### WHAT THE TASK REQUIRES:
In the listing below, locate the lines bearing the word "height". Copy every one of them.

### RECORDS TO USE:
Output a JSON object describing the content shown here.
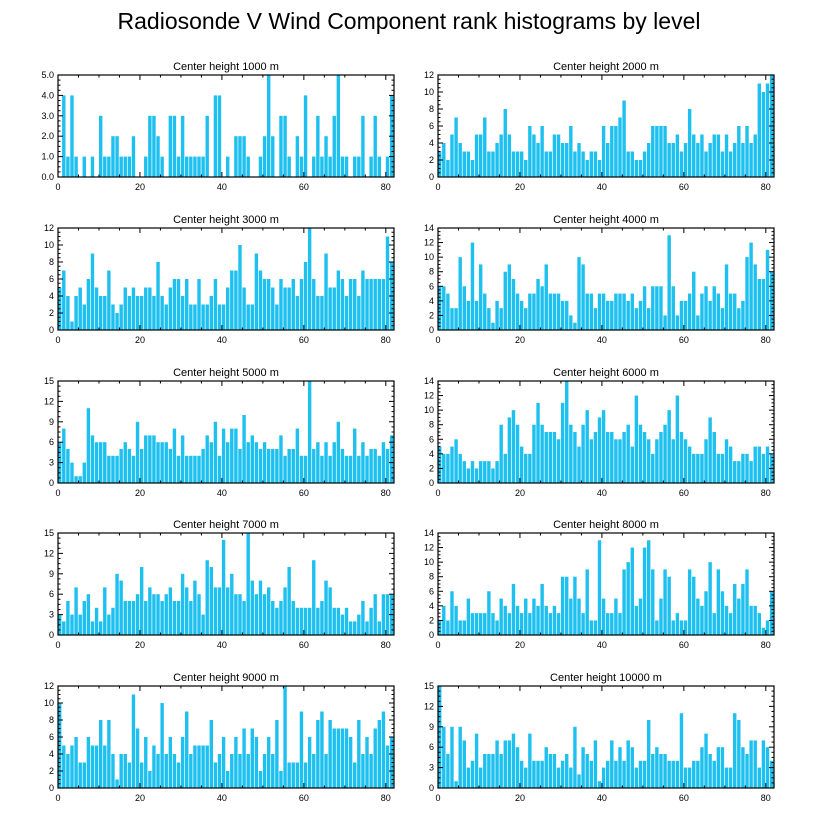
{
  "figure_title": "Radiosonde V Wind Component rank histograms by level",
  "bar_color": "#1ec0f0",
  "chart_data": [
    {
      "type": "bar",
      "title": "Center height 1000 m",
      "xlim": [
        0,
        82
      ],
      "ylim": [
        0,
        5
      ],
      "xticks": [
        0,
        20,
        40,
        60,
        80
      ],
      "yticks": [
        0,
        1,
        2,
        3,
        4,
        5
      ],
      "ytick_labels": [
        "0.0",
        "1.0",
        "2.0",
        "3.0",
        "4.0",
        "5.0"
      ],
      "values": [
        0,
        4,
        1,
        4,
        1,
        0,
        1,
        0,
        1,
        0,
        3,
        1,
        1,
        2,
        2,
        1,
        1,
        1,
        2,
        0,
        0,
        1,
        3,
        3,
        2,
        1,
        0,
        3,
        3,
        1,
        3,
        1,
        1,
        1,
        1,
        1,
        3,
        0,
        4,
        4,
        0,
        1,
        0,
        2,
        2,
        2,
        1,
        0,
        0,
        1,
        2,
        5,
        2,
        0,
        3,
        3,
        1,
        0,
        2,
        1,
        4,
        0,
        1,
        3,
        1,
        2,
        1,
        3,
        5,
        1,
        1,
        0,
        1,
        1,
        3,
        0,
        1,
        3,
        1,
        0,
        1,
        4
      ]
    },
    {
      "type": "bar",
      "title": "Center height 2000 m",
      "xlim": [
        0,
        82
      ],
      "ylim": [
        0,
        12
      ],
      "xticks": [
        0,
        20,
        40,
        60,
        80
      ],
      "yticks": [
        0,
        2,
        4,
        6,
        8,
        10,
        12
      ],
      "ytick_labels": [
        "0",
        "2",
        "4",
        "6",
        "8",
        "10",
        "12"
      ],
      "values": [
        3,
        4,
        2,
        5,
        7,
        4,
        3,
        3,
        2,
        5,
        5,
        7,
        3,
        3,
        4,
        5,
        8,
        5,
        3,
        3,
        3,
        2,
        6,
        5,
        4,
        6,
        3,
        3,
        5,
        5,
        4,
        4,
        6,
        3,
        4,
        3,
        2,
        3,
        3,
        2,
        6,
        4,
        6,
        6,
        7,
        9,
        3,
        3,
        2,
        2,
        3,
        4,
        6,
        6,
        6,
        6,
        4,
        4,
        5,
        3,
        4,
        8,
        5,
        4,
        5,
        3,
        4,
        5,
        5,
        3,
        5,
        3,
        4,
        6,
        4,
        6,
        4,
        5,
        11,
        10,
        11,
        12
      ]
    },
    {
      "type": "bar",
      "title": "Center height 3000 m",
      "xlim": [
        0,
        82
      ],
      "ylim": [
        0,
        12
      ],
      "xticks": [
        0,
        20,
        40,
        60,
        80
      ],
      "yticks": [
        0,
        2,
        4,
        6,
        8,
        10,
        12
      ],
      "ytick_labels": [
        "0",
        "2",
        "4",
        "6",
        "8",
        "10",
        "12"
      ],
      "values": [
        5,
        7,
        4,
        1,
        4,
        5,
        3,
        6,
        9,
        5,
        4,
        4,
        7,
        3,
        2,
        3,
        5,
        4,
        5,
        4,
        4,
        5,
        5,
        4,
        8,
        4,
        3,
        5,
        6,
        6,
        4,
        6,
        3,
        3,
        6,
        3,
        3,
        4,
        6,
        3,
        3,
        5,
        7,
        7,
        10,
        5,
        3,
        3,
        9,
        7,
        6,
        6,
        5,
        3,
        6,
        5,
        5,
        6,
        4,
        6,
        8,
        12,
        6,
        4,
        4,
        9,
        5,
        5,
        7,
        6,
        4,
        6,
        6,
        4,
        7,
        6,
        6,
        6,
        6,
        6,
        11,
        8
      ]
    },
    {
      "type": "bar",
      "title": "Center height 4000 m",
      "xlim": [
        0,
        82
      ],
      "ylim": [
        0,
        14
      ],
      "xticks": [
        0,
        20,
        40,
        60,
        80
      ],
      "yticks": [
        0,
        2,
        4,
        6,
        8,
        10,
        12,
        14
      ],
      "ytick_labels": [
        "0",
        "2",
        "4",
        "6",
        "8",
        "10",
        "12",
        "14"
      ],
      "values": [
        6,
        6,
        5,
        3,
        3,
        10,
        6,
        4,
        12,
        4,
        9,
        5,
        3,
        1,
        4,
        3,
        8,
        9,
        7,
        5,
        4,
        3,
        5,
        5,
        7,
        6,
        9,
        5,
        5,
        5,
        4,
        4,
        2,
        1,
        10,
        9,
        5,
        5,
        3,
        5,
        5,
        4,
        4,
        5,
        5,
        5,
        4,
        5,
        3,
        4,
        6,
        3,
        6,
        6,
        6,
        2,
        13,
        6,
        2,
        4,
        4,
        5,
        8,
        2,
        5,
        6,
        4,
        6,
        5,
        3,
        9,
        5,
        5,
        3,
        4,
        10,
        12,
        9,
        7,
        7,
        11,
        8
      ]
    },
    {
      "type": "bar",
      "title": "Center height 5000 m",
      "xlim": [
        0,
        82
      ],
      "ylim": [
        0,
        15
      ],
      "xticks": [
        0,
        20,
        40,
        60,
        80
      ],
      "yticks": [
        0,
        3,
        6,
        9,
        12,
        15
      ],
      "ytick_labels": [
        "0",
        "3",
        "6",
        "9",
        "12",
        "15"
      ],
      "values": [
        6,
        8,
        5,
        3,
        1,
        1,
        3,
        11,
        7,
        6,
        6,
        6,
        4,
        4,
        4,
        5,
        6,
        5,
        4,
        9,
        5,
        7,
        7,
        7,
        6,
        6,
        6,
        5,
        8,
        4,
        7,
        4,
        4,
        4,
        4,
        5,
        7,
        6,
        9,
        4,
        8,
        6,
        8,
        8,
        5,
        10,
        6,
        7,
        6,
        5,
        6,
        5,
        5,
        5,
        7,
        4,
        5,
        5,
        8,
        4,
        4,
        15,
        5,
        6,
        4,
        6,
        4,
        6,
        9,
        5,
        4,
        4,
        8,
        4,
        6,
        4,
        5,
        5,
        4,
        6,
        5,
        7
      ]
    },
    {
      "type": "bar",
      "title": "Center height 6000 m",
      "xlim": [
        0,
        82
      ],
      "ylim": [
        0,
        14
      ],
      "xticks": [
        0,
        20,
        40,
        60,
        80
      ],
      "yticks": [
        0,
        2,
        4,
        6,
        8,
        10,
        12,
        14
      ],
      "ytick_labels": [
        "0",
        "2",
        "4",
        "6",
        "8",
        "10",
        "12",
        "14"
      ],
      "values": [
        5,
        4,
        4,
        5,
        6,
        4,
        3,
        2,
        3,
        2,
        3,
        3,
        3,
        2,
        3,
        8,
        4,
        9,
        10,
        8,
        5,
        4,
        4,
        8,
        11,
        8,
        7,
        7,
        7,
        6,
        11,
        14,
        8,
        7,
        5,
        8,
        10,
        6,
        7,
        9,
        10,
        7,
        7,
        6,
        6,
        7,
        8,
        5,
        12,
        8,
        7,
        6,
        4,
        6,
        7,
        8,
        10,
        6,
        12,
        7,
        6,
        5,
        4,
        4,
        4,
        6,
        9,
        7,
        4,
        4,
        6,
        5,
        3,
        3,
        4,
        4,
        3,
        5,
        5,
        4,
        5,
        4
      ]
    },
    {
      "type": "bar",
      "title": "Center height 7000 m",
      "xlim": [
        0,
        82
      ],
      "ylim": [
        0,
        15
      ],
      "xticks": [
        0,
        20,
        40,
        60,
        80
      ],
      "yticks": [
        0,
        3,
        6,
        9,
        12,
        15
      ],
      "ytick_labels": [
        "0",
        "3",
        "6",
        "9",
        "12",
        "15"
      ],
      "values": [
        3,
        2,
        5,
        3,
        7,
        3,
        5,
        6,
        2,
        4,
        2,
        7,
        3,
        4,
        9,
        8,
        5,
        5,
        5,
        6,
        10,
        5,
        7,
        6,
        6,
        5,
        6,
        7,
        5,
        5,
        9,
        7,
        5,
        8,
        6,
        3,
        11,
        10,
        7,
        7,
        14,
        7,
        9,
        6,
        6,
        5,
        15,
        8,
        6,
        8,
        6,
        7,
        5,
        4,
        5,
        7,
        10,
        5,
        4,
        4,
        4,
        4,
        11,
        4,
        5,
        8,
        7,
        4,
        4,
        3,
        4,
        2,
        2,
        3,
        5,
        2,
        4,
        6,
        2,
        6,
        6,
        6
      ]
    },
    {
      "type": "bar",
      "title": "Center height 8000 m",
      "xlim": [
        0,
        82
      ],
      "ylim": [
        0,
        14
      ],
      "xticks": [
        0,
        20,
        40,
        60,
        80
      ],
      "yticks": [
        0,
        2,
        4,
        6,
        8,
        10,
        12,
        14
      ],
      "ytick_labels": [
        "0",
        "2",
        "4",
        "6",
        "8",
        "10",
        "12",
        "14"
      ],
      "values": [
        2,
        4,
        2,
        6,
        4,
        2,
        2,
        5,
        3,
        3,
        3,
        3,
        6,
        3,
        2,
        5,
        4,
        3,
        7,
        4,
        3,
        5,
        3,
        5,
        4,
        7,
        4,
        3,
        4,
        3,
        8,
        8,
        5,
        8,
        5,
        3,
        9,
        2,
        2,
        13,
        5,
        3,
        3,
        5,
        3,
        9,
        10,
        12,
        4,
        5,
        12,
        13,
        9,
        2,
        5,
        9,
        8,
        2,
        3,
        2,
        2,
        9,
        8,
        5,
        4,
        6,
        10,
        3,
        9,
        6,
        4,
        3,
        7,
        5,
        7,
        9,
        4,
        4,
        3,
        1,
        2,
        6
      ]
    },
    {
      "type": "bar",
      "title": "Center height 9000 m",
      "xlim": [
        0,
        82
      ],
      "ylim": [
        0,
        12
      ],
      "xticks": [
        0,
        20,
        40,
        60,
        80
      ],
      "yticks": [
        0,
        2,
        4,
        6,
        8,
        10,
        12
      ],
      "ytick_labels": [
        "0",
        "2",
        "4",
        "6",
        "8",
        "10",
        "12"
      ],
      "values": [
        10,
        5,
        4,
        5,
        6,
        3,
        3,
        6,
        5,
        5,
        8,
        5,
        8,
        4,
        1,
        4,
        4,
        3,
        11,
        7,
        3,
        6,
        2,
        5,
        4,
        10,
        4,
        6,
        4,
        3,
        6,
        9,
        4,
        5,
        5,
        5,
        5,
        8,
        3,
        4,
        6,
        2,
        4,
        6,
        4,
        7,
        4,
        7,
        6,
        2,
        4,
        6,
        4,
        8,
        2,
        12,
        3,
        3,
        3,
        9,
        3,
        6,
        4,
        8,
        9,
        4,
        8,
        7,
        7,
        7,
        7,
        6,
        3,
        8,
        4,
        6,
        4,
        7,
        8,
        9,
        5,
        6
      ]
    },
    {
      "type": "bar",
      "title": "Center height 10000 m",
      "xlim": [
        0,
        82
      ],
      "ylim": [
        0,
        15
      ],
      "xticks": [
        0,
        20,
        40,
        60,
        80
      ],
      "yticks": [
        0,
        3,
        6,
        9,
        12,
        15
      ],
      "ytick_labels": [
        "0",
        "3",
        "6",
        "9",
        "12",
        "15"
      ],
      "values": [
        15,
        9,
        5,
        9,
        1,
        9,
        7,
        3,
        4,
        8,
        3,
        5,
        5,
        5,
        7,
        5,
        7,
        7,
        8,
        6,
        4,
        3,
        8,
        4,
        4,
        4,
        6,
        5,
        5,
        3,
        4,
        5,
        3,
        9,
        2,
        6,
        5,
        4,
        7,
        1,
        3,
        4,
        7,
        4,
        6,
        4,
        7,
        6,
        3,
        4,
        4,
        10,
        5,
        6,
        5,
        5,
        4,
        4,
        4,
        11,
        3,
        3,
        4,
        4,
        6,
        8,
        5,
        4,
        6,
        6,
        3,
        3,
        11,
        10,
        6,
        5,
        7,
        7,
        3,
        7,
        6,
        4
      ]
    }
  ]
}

### RESULT OF THE EXERCISE:
      "title": "Center height 1000 m",
      "title": "Center height 2000 m",
      "title": "Center height 3000 m",
      "title": "Center height 4000 m",
      "title": "Center height 5000 m",
      "title": "Center height 6000 m",
      "title": "Center height 7000 m",
      "title": "Center height 8000 m",
      "title": "Center height 9000 m",
      "title": "Center height 10000 m",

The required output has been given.